>> start
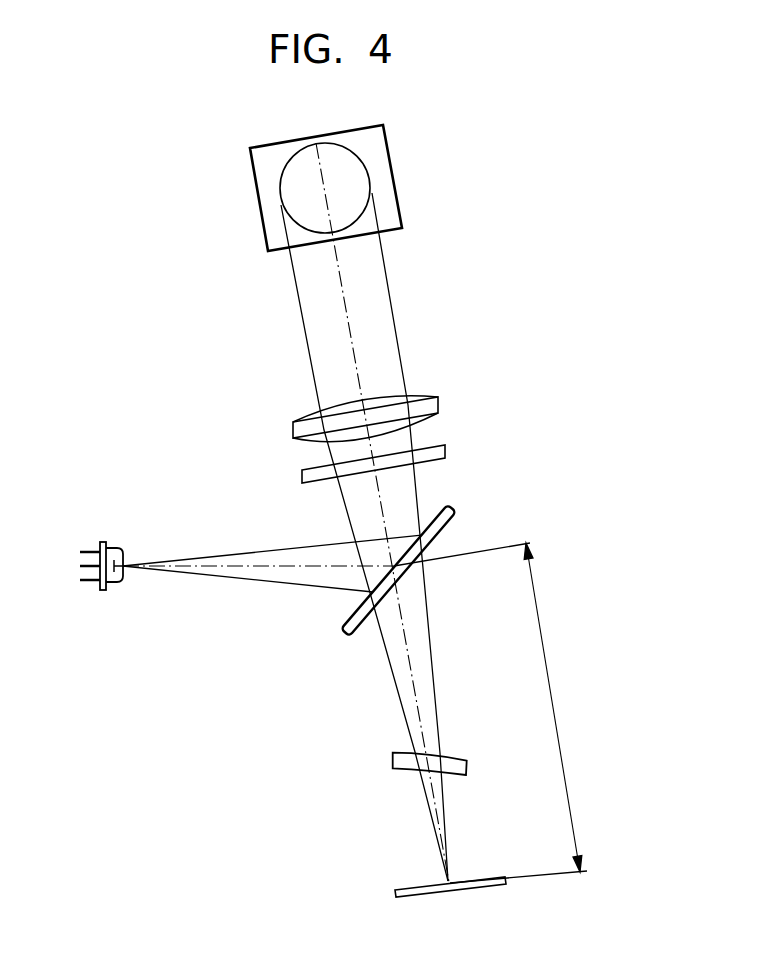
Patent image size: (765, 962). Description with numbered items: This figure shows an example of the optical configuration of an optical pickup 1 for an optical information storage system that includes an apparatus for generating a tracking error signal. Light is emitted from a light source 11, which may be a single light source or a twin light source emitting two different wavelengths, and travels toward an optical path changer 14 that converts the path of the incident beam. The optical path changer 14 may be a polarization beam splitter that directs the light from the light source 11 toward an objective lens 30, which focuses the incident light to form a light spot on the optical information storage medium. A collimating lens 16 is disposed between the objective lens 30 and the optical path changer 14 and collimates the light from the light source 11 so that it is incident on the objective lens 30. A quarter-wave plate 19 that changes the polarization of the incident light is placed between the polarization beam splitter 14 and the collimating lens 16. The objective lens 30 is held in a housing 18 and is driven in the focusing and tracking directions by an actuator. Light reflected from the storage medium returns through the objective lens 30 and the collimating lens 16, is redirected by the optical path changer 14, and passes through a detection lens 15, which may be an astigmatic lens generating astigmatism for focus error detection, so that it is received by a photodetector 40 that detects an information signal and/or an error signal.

The optical pickup 1 is at (214, 393).
The light source 11 is at (104, 541).
The optical path changer 14 is at (343, 635).
The detection lens 15 is at (392, 757).
The collimating lens 16 is at (436, 403).
The holder 18 is at (388, 177).
The quarter-wave plate 19 is at (447, 452).
The objective lens 30 is at (362, 160).
The photodetector 40 is at (395, 895).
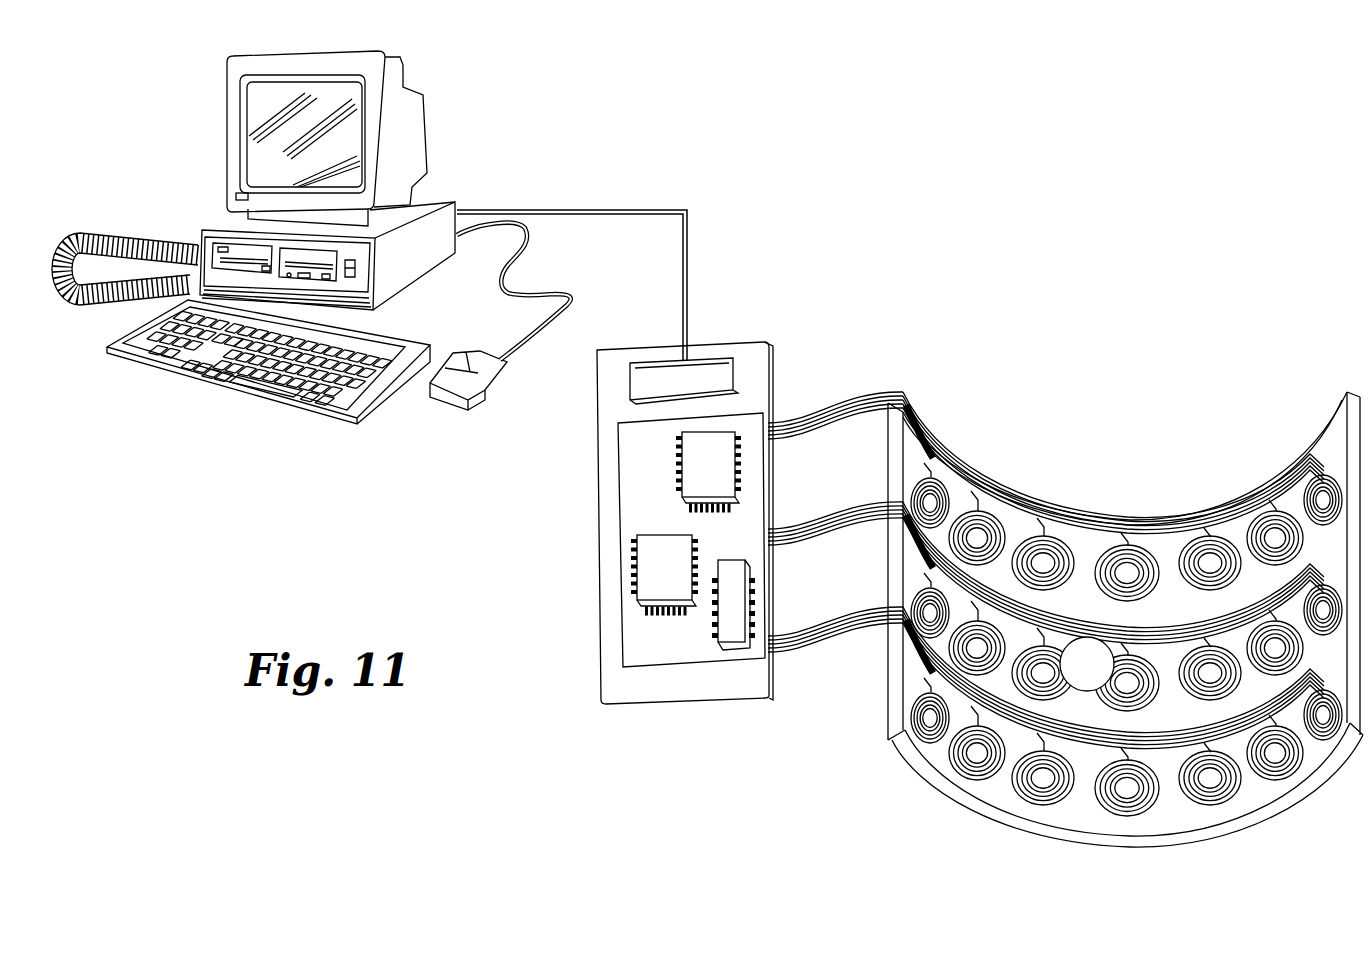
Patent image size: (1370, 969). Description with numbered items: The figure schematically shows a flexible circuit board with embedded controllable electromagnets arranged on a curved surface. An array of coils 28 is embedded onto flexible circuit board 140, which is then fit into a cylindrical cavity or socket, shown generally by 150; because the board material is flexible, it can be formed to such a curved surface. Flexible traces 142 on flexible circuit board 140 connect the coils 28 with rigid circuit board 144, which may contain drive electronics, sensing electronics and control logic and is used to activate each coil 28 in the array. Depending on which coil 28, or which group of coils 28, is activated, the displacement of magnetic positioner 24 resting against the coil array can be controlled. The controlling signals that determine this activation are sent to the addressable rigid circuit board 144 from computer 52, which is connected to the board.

The computer 52 is at (450, 198).
The rigid circuit board 144 is at (680, 695).
The flexible traces 142 is at (882, 385).
The cylindrical cavity or socket 150 is at (1125, 613).
The flexible circuit board 140 is at (1180, 817).
The coil 28 is at (1227, 802).
The magnetic positioner 24 is at (1087, 645).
>> end
Task description — Reproduce both records above word for word, leaving out the pictures.

Solution for this problem —
Patent image size: (765, 962). Description with numbered items: This figure shows an example of the optical configuration of an optical pickup 1 for an optical information storage system that includes an apparatus for generating a tracking error signal. Light is emitted from a light source 11, which may be a single light source or a twin light source emitting two different wavelengths, and travels toward an optical path changer 14 that converts the path of the incident beam. The optical path changer 14 may be a polarization beam splitter that directs the light from the light source 11 toward an objective lens 30, which focuses the incident light to form a light spot on the optical information storage medium. A collimating lens 16 is disposed between the objective lens 30 and the optical path changer 14 and collimates the light from the light source 11 so that it is incident on the objective lens 30. A quarter-wave plate 19 that changes the polarization of the incident light is placed between the polarization beam splitter 14 and the collimating lens 16. The objective lens 30 is held in a housing 18 and is driven in the focusing and tracking directions by an actuator. Light reflected from the storage medium returns through the objective lens 30 and the collimating lens 16, is redirected by the optical path changer 14, and passes through a detection lens 15, which may be an astigmatic lens generating astigmatism for focus error detection, so that it is received by a photodetector 40 that detects an information signal and/or an error signal.

The optical pickup 1 is at (214, 393).
The light source 11 is at (104, 541).
The optical path changer 14 is at (343, 635).
The detection lens 15 is at (392, 757).
The collimating lens 16 is at (436, 403).
The holder 18 is at (388, 177).
The quarter-wave plate 19 is at (447, 452).
The objective lens 30 is at (362, 160).
The photodetector 40 is at (395, 895).
Patent image size: (1370, 969). Description with numbered items: The figure schematically shows a flexible circuit board with embedded controllable electromagnets arranged on a curved surface. An array of coils 28 is embedded onto flexible circuit board 140, which is then fit into a cylindrical cavity or socket, shown generally by 150; because the board material is flexible, it can be formed to such a curved surface. Flexible traces 142 on flexible circuit board 140 connect the coils 28 with rigid circuit board 144, which may contain drive electronics, sensing electronics and control logic and is used to activate each coil 28 in the array. Depending on which coil 28, or which group of coils 28, is activated, the displacement of magnetic positioner 24 resting against the coil array can be controlled. The controlling signals that determine this activation are sent to the addressable rigid circuit board 144 from computer 52, which is connected to the board.

The computer 52 is at (450, 198).
The rigid circuit board 144 is at (680, 695).
The flexible traces 142 is at (882, 385).
The cylindrical cavity or socket 150 is at (1125, 613).
The flexible circuit board 140 is at (1180, 817).
The coil 28 is at (1227, 802).
The magnetic positioner 24 is at (1087, 645).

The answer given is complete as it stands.